*WORK TO DO*
How many of these lines hold the string "chapter"? Answer with the number only.

## BEGIN EXTRACTED DATA

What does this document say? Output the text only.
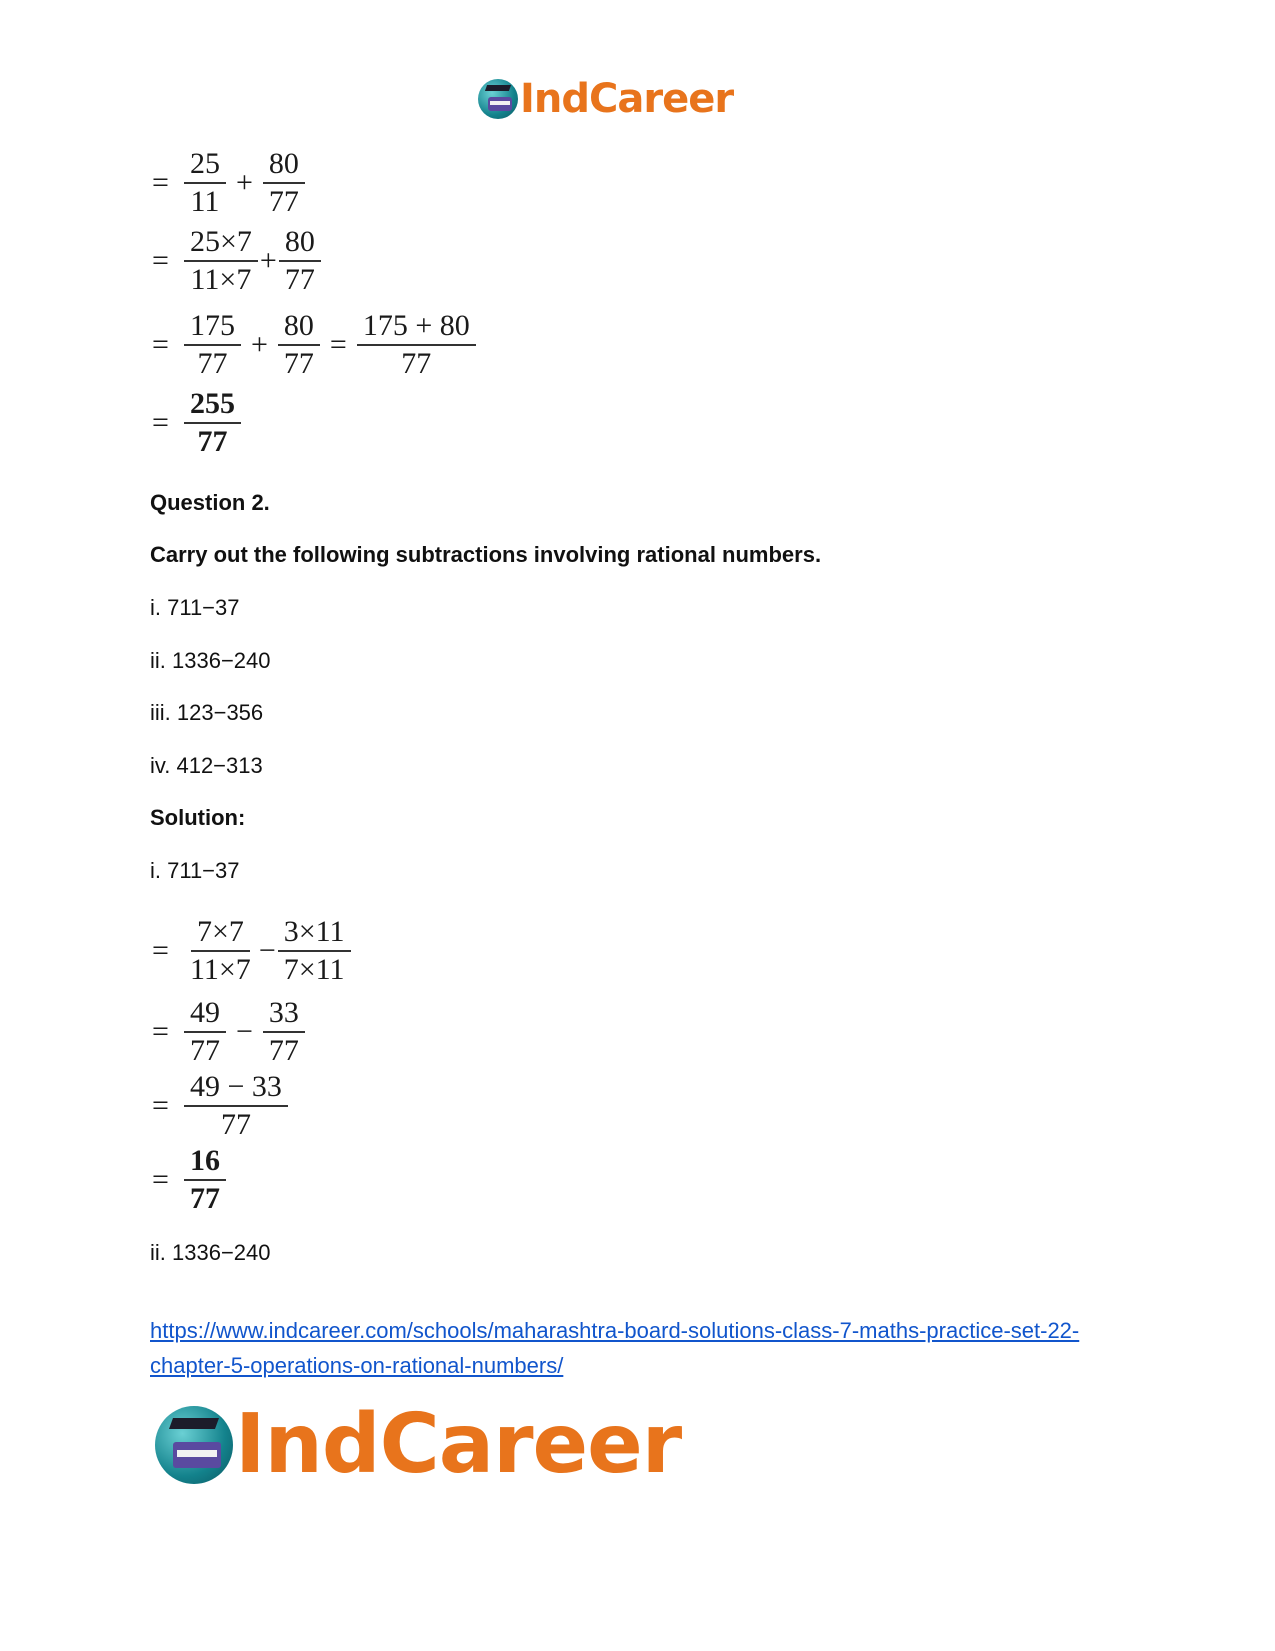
IndCareer
= $\frac{25}{11} + \frac{80}{77}$
= $\frac{25\times 7}{11\times 7} + \frac{80}{77}$
= $\frac{175}{77} + \frac{80}{77} = \frac{175 + 80}{77}$
= $\frac{255}{77}$
Question 2.
Carry out the following subtractions involving rational numbers.
i. 711−37
ii. 1336−240
iii. 123−356
iv. 412−313
Solution:
i. 711−37
= $\frac{7\times 7}{11\times 7} - \frac{3\times 11}{7\times 11}$
= $\frac{49}{77} - \frac{33}{77}$
= $\frac{49 - 33}{77}$
= $\frac{16}{77}$
ii. 1336−240
https://www.indcareer.com/schools/maharashtra-board-solutions-class-7-maths-practice-set-22-
chapter-5-operations-on-rational-numbers/
IndCareer
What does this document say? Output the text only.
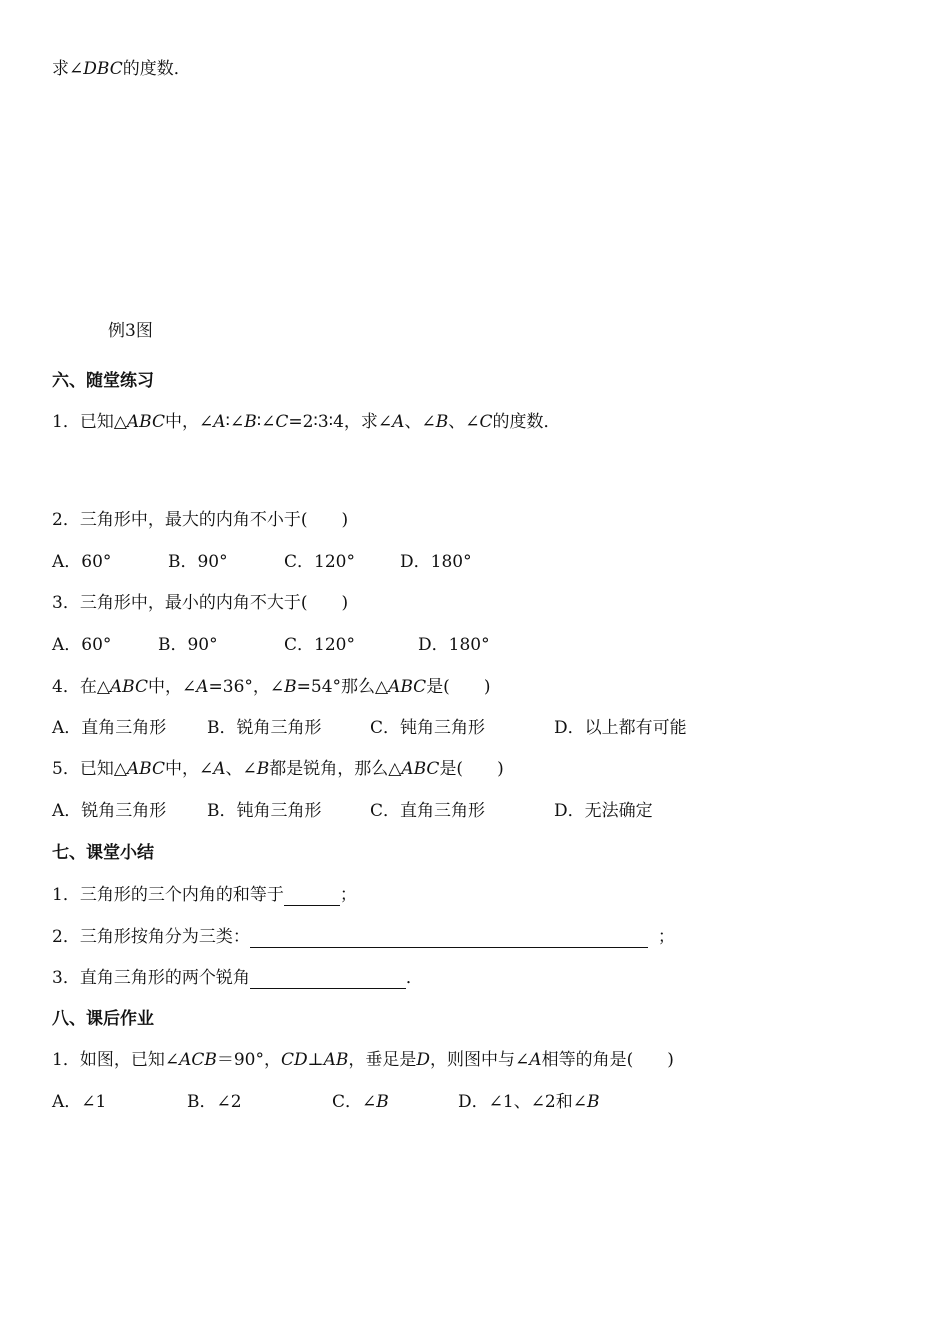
求∠DBC的度数．
例3图
六、随堂练习
1．已知△ABC中，∠A∶∠B∶∠C=2∶3∶4，求∠A、∠B、∠C的度数．
2．三角形中，最大的内角不小于(　　)
A．60°	B．90°	C．120°	D．180°
3．三角形中，最小的内角不大于(　　)
A．60°	B．90°	C．120°	D．180°
4．在△ABC中，∠A=36°，∠B=54°那么△ABC是(　　)
A．直角三角形 B．锐角三角形	C．钝角三角形	D．以上都有可能
5．已知△ABC中，∠A、∠B都是锐角，那么△ABC是(　　)
A．锐角三角形 B．钝角三角形	C．直角三角形	D．无法确定
七、课堂小结
1．三角形的三个内角的和等于	；
2．三角形按角分为三类：	；
3．直角三角形的两个锐角	．
八、课后作业
1．如图，已知∠ACB＝90°，CD⊥AB，垂足是D，则图中与∠A相等的角是(　　)
A．∠1	B．∠2	C．∠B	D．∠1、∠2和∠B
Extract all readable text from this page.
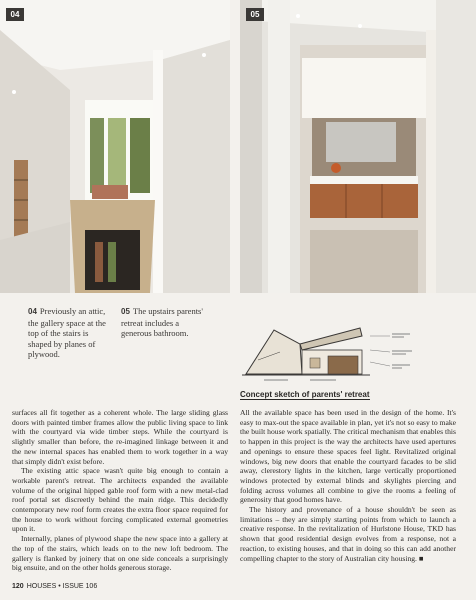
04	05
04 Previously an attic, the gallery space at the top of the stairs is shaped by planes of plywood.
05 The upstairs parents' retreat includes a generous bathroom.
Concept sketch of parents' retreat

surfaces all fit together as a coherent whole. The large sliding glass doors with painted timber frames allow the public living space to link with the courtyard via wide timber steps. While the courtyard is slightly smaller than before, the re-imagined linkage between it and the new internal spaces has enabled them to work together in a way that simply didn't exist before.

The existing attic space wasn't quite big enough to contain a workable parent's retreat. The architects expanded the available volume of the original hipped gable roof form with a new metal-clad roof portal set discreetly behind the main ridge. This decidedly contemporary new roof form creates the extra floor space required for the house to work without forcing complicated external geometries upon it.

Internally, planes of plywood shape the new space into a gallery at the top of the stairs, which leads on to the new loft bedroom. The gallery is flanked by joinery that on one side conceals a surprisingly big ensuite, and on the other holds generous storage.

All the available space has been used in the design of the home. It's easy to max-out the space available in plan, yet it's not so easy to make the built house work spatially. The critical mechanism that enables this to happen in this project is the way the architects have used apertures and openings to ensure these spaces feel light. Revitalized original windows, big new doors that enable the courtyard facades to be slid away, clerestory lights in the kitchen, large vertically proportioned windows protected by external blinds and skylights piercing and folding across volumes all combine to give the rooms a feeling of generosity that good homes have.

The history and provenance of a house shouldn't be seen as limitations – they are simply starting points from which to launch a creative response. In the revitalization of Hurlstone House, TKD has shown that good residential design evolves from a response, not a reaction, to existing houses, and that in doing so this can add another compelling chapter to the story of Australian city housing. ■

120 HOUSES • ISSUE 106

## END EXTRACTED DATA

*WRITTEN RESPONSE*
2